PROBLEM: Transcribe all the records with complete accuracy.

DATASET EXTRACT:
============

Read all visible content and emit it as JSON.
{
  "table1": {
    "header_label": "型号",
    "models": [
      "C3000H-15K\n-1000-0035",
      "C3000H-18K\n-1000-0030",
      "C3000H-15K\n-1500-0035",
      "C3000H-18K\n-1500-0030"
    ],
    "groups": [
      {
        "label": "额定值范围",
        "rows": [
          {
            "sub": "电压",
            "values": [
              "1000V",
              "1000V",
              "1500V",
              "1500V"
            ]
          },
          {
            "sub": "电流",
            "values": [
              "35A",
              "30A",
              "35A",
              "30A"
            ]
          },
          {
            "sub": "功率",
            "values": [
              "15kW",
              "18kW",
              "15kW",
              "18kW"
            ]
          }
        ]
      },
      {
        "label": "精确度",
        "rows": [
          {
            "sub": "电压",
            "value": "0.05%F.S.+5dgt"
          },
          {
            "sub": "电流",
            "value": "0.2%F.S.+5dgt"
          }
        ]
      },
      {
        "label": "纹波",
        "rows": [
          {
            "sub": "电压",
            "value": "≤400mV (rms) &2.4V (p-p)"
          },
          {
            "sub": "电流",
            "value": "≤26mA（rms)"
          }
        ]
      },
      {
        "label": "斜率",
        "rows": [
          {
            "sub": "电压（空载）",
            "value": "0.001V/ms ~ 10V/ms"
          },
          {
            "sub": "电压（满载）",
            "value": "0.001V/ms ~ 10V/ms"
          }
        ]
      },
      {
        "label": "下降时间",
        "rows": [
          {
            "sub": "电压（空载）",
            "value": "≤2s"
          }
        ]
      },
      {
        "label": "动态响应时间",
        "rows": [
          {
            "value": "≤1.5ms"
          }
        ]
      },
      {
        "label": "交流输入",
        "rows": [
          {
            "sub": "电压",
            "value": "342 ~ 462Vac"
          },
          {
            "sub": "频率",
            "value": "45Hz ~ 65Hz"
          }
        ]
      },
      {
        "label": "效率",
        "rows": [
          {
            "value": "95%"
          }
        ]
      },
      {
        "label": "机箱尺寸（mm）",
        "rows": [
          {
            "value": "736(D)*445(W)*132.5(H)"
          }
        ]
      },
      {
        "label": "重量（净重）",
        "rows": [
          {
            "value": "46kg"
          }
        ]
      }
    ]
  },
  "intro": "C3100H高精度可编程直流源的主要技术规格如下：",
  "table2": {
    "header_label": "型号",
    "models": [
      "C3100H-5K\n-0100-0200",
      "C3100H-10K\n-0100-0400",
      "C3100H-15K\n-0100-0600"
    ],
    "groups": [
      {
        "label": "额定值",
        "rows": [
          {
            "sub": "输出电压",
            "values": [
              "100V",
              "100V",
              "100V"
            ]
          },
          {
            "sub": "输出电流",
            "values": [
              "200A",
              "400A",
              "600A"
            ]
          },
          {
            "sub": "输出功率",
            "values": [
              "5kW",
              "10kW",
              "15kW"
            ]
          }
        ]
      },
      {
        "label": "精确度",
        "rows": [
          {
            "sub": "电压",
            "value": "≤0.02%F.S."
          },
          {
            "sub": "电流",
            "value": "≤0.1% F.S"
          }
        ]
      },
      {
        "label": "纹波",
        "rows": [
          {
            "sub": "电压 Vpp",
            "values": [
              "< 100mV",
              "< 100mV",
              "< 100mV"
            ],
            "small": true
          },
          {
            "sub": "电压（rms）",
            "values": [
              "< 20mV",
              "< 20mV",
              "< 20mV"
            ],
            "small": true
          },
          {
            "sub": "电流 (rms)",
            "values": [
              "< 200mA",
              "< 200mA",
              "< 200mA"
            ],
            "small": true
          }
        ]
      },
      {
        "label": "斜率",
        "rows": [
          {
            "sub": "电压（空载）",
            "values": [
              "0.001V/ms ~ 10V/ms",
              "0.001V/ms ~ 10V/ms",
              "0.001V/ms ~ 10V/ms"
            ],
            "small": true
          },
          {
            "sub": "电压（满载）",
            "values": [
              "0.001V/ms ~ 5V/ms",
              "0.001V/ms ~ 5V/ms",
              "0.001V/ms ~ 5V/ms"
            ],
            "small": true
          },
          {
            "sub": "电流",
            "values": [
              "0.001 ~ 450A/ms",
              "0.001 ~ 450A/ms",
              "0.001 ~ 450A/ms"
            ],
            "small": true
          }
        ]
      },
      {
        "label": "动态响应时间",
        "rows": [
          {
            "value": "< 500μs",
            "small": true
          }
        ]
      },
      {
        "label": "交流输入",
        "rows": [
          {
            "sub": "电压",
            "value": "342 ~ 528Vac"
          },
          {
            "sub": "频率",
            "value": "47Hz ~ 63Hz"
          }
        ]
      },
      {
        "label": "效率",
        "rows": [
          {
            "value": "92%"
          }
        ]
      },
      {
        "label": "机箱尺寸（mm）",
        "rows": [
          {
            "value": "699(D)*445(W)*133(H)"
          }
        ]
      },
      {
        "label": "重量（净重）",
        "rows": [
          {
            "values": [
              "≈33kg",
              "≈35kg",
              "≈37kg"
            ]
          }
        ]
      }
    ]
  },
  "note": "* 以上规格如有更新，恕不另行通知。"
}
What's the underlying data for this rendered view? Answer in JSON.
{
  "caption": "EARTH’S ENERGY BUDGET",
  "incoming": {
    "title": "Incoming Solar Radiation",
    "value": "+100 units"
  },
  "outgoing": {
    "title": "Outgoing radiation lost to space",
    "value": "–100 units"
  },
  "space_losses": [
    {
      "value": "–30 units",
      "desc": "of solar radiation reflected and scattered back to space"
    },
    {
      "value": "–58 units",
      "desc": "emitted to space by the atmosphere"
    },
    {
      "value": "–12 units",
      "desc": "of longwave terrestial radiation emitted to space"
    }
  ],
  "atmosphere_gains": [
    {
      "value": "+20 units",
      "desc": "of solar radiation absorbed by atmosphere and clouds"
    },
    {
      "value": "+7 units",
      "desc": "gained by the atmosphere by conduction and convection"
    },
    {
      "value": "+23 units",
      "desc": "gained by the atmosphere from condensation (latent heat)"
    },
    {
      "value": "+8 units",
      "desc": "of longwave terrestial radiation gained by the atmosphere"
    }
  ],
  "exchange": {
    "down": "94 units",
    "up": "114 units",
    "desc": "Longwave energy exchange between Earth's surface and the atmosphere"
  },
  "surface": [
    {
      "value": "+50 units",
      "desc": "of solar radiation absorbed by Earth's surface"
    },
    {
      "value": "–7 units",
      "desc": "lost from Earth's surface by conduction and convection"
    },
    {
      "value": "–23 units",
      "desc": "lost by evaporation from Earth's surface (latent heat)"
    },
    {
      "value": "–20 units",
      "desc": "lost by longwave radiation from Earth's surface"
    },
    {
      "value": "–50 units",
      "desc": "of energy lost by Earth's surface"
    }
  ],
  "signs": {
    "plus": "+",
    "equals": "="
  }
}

============

EXERCISE SOLUTION:
Read all visible content and emit it as JSON.
{
  "table1": {
    "header_label": "型号",
    "models": [
      "C3000H-15K\n-1000-0035",
      "C3000H-18K\n-1000-0030",
      "C3000H-15K\n-1500-0035",
      "C3000H-18K\n-1500-0030"
    ],
    "groups": [
      {
        "label": "额定值范围",
        "rows": [
          {
            "sub": "电压",
            "values": [
              "1000V",
              "1000V",
              "1500V",
              "1500V"
            ]
          },
          {
            "sub": "电流",
            "values": [
              "35A",
              "30A",
              "35A",
              "30A"
            ]
          },
          {
            "sub": "功率",
            "values": [
              "15kW",
              "18kW",
              "15kW",
              "18kW"
            ]
          }
        ]
      },
      {
        "label": "精确度",
        "rows": [
          {
            "sub": "电压",
            "value": "0.05%F.S.+5dgt"
          },
          {
            "sub": "电流",
            "value": "0.2%F.S.+5dgt"
          }
        ]
      },
      {
        "label": "纹波",
        "rows": [
          {
            "sub": "电压",
            "value": "≤400mV (rms) &2.4V (p-p)"
          },
          {
            "sub": "电流",
            "value": "≤26mA（rms)"
          }
        ]
      },
      {
        "label": "斜率",
        "rows": [
          {
            "sub": "电压（空载）",
            "value": "0.001V/ms ~ 10V/ms"
          },
          {
            "sub": "电压（满载）",
            "value": "0.001V/ms ~ 10V/ms"
          }
        ]
      },
      {
        "label": "下降时间",
        "rows": [
          {
            "sub": "电压（空载）",
            "value": "≤2s"
          }
        ]
      },
      {
        "label": "动态响应时间",
        "rows": [
          {
            "value": "≤1.5ms"
          }
        ]
      },
      {
        "label": "交流输入",
        "rows": [
          {
            "sub": "电压",
            "value": "342 ~ 462Vac"
          },
          {
            "sub": "频率",
            "value": "45Hz ~ 65Hz"
          }
        ]
      },
      {
        "label": "效率",
        "rows": [
          {
            "value": "95%"
          }
        ]
      },
      {
        "label": "机箱尺寸（mm）",
        "rows": [
          {
            "value": "736(D)*445(W)*132.5(H)"
          }
        ]
      },
      {
        "label": "重量（净重）",
        "rows": [
          {
            "value": "46kg"
          }
        ]
      }
    ]
  },
  "intro": "C3100H高精度可编程直流源的主要技术规格如下：",
  "table2": {
    "header_label": "型号",
    "models": [
      "C3100H-5K\n-0100-0200",
      "C3100H-10K\n-0100-0400",
      "C3100H-15K\n-0100-0600"
    ],
    "groups": [
      {
        "label": "额定值",
        "rows": [
          {
            "sub": "输出电压",
            "values": [
              "100V",
              "100V",
              "100V"
            ]
          },
          {
            "sub": "输出电流",
            "values": [
              "200A",
              "400A",
              "600A"
            ]
          },
          {
            "sub": "输出功率",
            "values": [
              "5kW",
              "10kW",
              "15kW"
            ]
          }
        ]
      },
      {
        "label": "精确度",
        "rows": [
          {
            "sub": "电压",
            "value": "≤0.02%F.S."
          },
          {
            "sub": "电流",
            "value": "≤0.1% F.S"
          }
        ]
      },
      {
        "label": "纹波",
        "rows": [
          {
            "sub": "电压 Vpp",
            "values": [
              "< 100mV",
              "< 100mV",
              "< 100mV"
            ],
            "small": true
          },
          {
            "sub": "电压（rms）",
            "values": [
              "< 20mV",
              "< 20mV",
              "< 20mV"
            ],
            "small": true
          },
          {
            "sub": "电流 (rms)",
            "values": [
              "< 200mA",
              "< 200mA",
              "< 200mA"
            ],
            "small": true
          }
        ]
      },
      {
        "label": "斜率",
        "rows": [
          {
            "sub": "电压（空载）",
            "values": [
              "0.001V/ms ~ 10V/ms",
              "0.001V/ms ~ 10V/ms",
              "0.001V/ms ~ 10V/ms"
            ],
            "small": true
          },
          {
            "sub": "电压（满载）",
            "values": [
              "0.001V/ms ~ 5V/ms",
              "0.001V/ms ~ 5V/ms",
              "0.001V/ms ~ 5V/ms"
            ],
            "small": true
          },
          {
            "sub": "电流",
            "values": [
              "0.001 ~ 450A/ms",
              "0.001 ~ 450A/ms",
              "0.001 ~ 450A/ms"
            ],
            "small": true
          }
        ]
      },
      {
        "label": "动态响应时间",
        "rows": [
          {
            "value": "< 500μs",
            "small": true
          }
        ]
      },
      {
        "label": "交流输入",
        "rows": [
          {
            "sub": "电压",
            "value": "342 ~ 528Vac"
          },
          {
            "sub": "频率",
            "value": "47Hz ~ 63Hz"
          }
        ]
      },
      {
        "label": "效率",
        "rows": [
          {
            "value": "92%"
          }
        ]
      },
      {
        "label": "机箱尺寸（mm）",
        "rows": [
          {
            "value": "699(D)*445(W)*133(H)"
          }
        ]
      },
      {
        "label": "重量（净重）",
        "rows": [
          {
            "values": [
              "≈33kg",
              "≈35kg",
              "≈37kg"
            ]
          }
        ]
      }
    ]
  },
  "note": "* 以上规格如有更新，恕不另行通知。"
}
What's the underlying data for this rendered view? Answer in JSON.
{
  "caption": "EARTH’S ENERGY BUDGET",
  "incoming": {
    "title": "Incoming Solar Radiation",
    "value": "+100 units"
  },
  "outgoing": {
    "title": "Outgoing radiation lost to space",
    "value": "–100 units"
  },
  "space_losses": [
    {
      "value": "–30 units",
      "desc": "of solar radiation reflected and scattered back to space"
    },
    {
      "value": "–58 units",
      "desc": "emitted to space by the atmosphere"
    },
    {
      "value": "–12 units",
      "desc": "of longwave terrestial radiation emitted to space"
    }
  ],
  "atmosphere_gains": [
    {
      "value": "+20 units",
      "desc": "of solar radiation absorbed by atmosphere and clouds"
    },
    {
      "value": "+7 units",
      "desc": "gained by the atmosphere by conduction and convection"
    },
    {
      "value": "+23 units",
      "desc": "gained by the atmosphere from condensation (latent heat)"
    },
    {
      "value": "+8 units",
      "desc": "of longwave terrestial radiation gained by the atmosphere"
    }
  ],
  "exchange": {
    "down": "94 units",
    "up": "114 units",
    "desc": "Longwave energy exchange between Earth's surface and the atmosphere"
  },
  "surface": [
    {
      "value": "+50 units",
      "desc": "of solar radiation absorbed by Earth's surface"
    },
    {
      "value": "–7 units",
      "desc": "lost from Earth's surface by conduction and convection"
    },
    {
      "value": "–23 units",
      "desc": "lost by evaporation from Earth's surface (latent heat)"
    },
    {
      "value": "–20 units",
      "desc": "lost by longwave radiation from Earth's surface"
    },
    {
      "value": "–50 units",
      "desc": "of energy lost by Earth's surface"
    }
  ],
  "signs": {
    "plus": "+",
    "equals": "="
  }
}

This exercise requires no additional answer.